─── Entries provided ───

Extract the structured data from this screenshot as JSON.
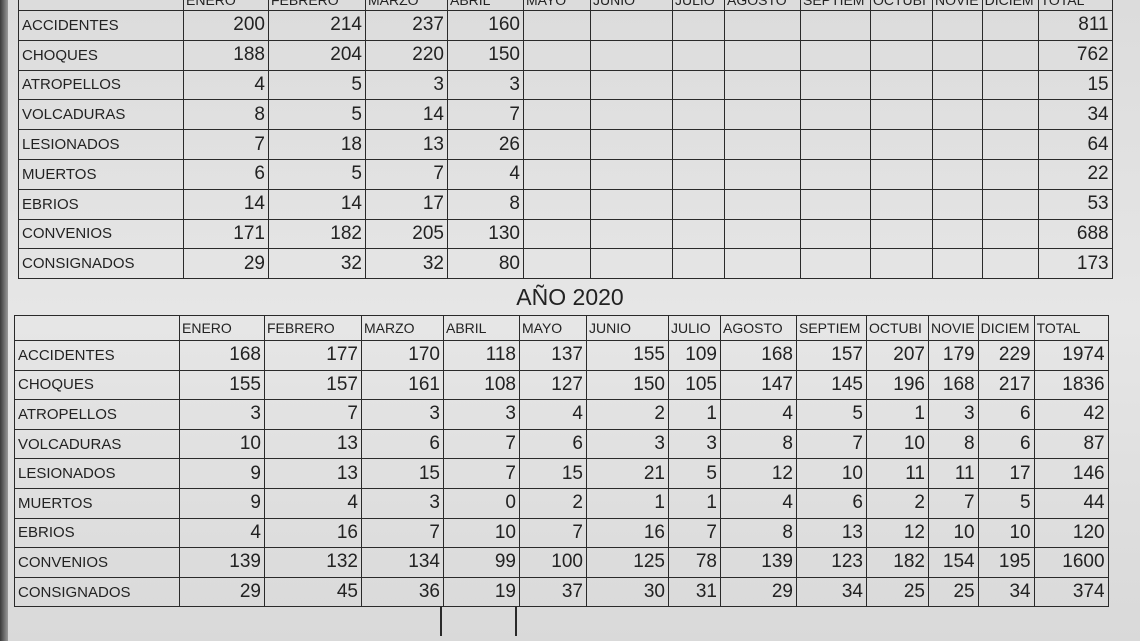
{
  "months": [
    "ENERO",
    "FEBRERO",
    "MARZO",
    "ABRIL",
    "MAYO",
    "JUNIO",
    "JULIO",
    "AGOSTO",
    "SEPTIEM",
    "OCTUBI",
    "NOVIE",
    "DICIEM",
    "TOTAL"
  ],
  "table_2019": {
    "rows": [
      {
        "label": "ACCIDENTES",
        "values": [
          "200",
          "214",
          "237",
          "160",
          "",
          "",
          "",
          "",
          "",
          "",
          "",
          "",
          "811"
        ]
      },
      {
        "label": "CHOQUES",
        "values": [
          "188",
          "204",
          "220",
          "150",
          "",
          "",
          "",
          "",
          "",
          "",
          "",
          "",
          "762"
        ]
      },
      {
        "label": "ATROPELLOS",
        "values": [
          "4",
          "5",
          "3",
          "3",
          "",
          "",
          "",
          "",
          "",
          "",
          "",
          "",
          "15"
        ]
      },
      {
        "label": "VOLCADURAS",
        "values": [
          "8",
          "5",
          "14",
          "7",
          "",
          "",
          "",
          "",
          "",
          "",
          "",
          "",
          "34"
        ]
      },
      {
        "label": "LESIONADOS",
        "values": [
          "7",
          "18",
          "13",
          "26",
          "",
          "",
          "",
          "",
          "",
          "",
          "",
          "",
          "64"
        ]
      },
      {
        "label": "MUERTOS",
        "values": [
          "6",
          "5",
          "7",
          "4",
          "",
          "",
          "",
          "",
          "",
          "",
          "",
          "",
          "22"
        ]
      },
      {
        "label": "EBRIOS",
        "values": [
          "14",
          "14",
          "17",
          "8",
          "",
          "",
          "",
          "",
          "",
          "",
          "",
          "",
          "53"
        ]
      },
      {
        "label": "CONVENIOS",
        "values": [
          "171",
          "182",
          "205",
          "130",
          "",
          "",
          "",
          "",
          "",
          "",
          "",
          "",
          "688"
        ]
      },
      {
        "label": "CONSIGNADOS",
        "values": [
          "29",
          "32",
          "32",
          "80",
          "",
          "",
          "",
          "",
          "",
          "",
          "",
          "",
          "173"
        ]
      }
    ]
  },
  "table_2020": {
    "title": "AÑO 2020",
    "rows": [
      {
        "label": "ACCIDENTES",
        "values": [
          "168",
          "177",
          "170",
          "118",
          "137",
          "155",
          "109",
          "168",
          "157",
          "207",
          "179",
          "229",
          "1974"
        ]
      },
      {
        "label": "CHOQUES",
        "values": [
          "155",
          "157",
          "161",
          "108",
          "127",
          "150",
          "105",
          "147",
          "145",
          "196",
          "168",
          "217",
          "1836"
        ]
      },
      {
        "label": "ATROPELLOS",
        "values": [
          "3",
          "7",
          "3",
          "3",
          "4",
          "2",
          "1",
          "4",
          "5",
          "1",
          "3",
          "6",
          "42"
        ]
      },
      {
        "label": "VOLCADURAS",
        "values": [
          "10",
          "13",
          "6",
          "7",
          "6",
          "3",
          "3",
          "8",
          "7",
          "10",
          "8",
          "6",
          "87"
        ]
      },
      {
        "label": "LESIONADOS",
        "values": [
          "9",
          "13",
          "15",
          "7",
          "15",
          "21",
          "5",
          "12",
          "10",
          "11",
          "11",
          "17",
          "146"
        ]
      },
      {
        "label": "MUERTOS",
        "values": [
          "9",
          "4",
          "3",
          "0",
          "2",
          "1",
          "1",
          "4",
          "6",
          "2",
          "7",
          "5",
          "44"
        ]
      },
      {
        "label": "EBRIOS",
        "values": [
          "4",
          "16",
          "7",
          "10",
          "7",
          "16",
          "7",
          "8",
          "13",
          "12",
          "10",
          "10",
          "120"
        ]
      },
      {
        "label": "CONVENIOS",
        "values": [
          "139",
          "132",
          "134",
          "99",
          "100",
          "125",
          "78",
          "139",
          "123",
          "182",
          "154",
          "195",
          "1600"
        ]
      },
      {
        "label": "CONSIGNADOS",
        "values": [
          "29",
          "45",
          "36",
          "19",
          "37",
          "30",
          "31",
          "29",
          "34",
          "25",
          "25",
          "34",
          "374"
        ]
      }
    ]
  }
}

───

■ Task directions ■
Quote every line word for word and keep the images out of the copy.

■ Result of this exercise ■
Extract the structured data from this screenshot as JSON.
{
  "months": [
    "ENERO",
    "FEBRERO",
    "MARZO",
    "ABRIL",
    "MAYO",
    "JUNIO",
    "JULIO",
    "AGOSTO",
    "SEPTIEM",
    "OCTUBI",
    "NOVIE",
    "DICIEM",
    "TOTAL"
  ],
  "table_2019": {
    "rows": [
      {
        "label": "ACCIDENTES",
        "values": [
          "200",
          "214",
          "237",
          "160",
          "",
          "",
          "",
          "",
          "",
          "",
          "",
          "",
          "811"
        ]
      },
      {
        "label": "CHOQUES",
        "values": [
          "188",
          "204",
          "220",
          "150",
          "",
          "",
          "",
          "",
          "",
          "",
          "",
          "",
          "762"
        ]
      },
      {
        "label": "ATROPELLOS",
        "values": [
          "4",
          "5",
          "3",
          "3",
          "",
          "",
          "",
          "",
          "",
          "",
          "",
          "",
          "15"
        ]
      },
      {
        "label": "VOLCADURAS",
        "values": [
          "8",
          "5",
          "14",
          "7",
          "",
          "",
          "",
          "",
          "",
          "",
          "",
          "",
          "34"
        ]
      },
      {
        "label": "LESIONADOS",
        "values": [
          "7",
          "18",
          "13",
          "26",
          "",
          "",
          "",
          "",
          "",
          "",
          "",
          "",
          "64"
        ]
      },
      {
        "label": "MUERTOS",
        "values": [
          "6",
          "5",
          "7",
          "4",
          "",
          "",
          "",
          "",
          "",
          "",
          "",
          "",
          "22"
        ]
      },
      {
        "label": "EBRIOS",
        "values": [
          "14",
          "14",
          "17",
          "8",
          "",
          "",
          "",
          "",
          "",
          "",
          "",
          "",
          "53"
        ]
      },
      {
        "label": "CONVENIOS",
        "values": [
          "171",
          "182",
          "205",
          "130",
          "",
          "",
          "",
          "",
          "",
          "",
          "",
          "",
          "688"
        ]
      },
      {
        "label": "CONSIGNADOS",
        "values": [
          "29",
          "32",
          "32",
          "80",
          "",
          "",
          "",
          "",
          "",
          "",
          "",
          "",
          "173"
        ]
      }
    ]
  },
  "table_2020": {
    "title": "AÑO 2020",
    "rows": [
      {
        "label": "ACCIDENTES",
        "values": [
          "168",
          "177",
          "170",
          "118",
          "137",
          "155",
          "109",
          "168",
          "157",
          "207",
          "179",
          "229",
          "1974"
        ]
      },
      {
        "label": "CHOQUES",
        "values": [
          "155",
          "157",
          "161",
          "108",
          "127",
          "150",
          "105",
          "147",
          "145",
          "196",
          "168",
          "217",
          "1836"
        ]
      },
      {
        "label": "ATROPELLOS",
        "values": [
          "3",
          "7",
          "3",
          "3",
          "4",
          "2",
          "1",
          "4",
          "5",
          "1",
          "3",
          "6",
          "42"
        ]
      },
      {
        "label": "VOLCADURAS",
        "values": [
          "10",
          "13",
          "6",
          "7",
          "6",
          "3",
          "3",
          "8",
          "7",
          "10",
          "8",
          "6",
          "87"
        ]
      },
      {
        "label": "LESIONADOS",
        "values": [
          "9",
          "13",
          "15",
          "7",
          "15",
          "21",
          "5",
          "12",
          "10",
          "11",
          "11",
          "17",
          "146"
        ]
      },
      {
        "label": "MUERTOS",
        "values": [
          "9",
          "4",
          "3",
          "0",
          "2",
          "1",
          "1",
          "4",
          "6",
          "2",
          "7",
          "5",
          "44"
        ]
      },
      {
        "label": "EBRIOS",
        "values": [
          "4",
          "16",
          "7",
          "10",
          "7",
          "16",
          "7",
          "8",
          "13",
          "12",
          "10",
          "10",
          "120"
        ]
      },
      {
        "label": "CONVENIOS",
        "values": [
          "139",
          "132",
          "134",
          "99",
          "100",
          "125",
          "78",
          "139",
          "123",
          "182",
          "154",
          "195",
          "1600"
        ]
      },
      {
        "label": "CONSIGNADOS",
        "values": [
          "29",
          "45",
          "36",
          "19",
          "37",
          "30",
          "31",
          "29",
          "34",
          "25",
          "25",
          "34",
          "374"
        ]
      }
    ]
  }
}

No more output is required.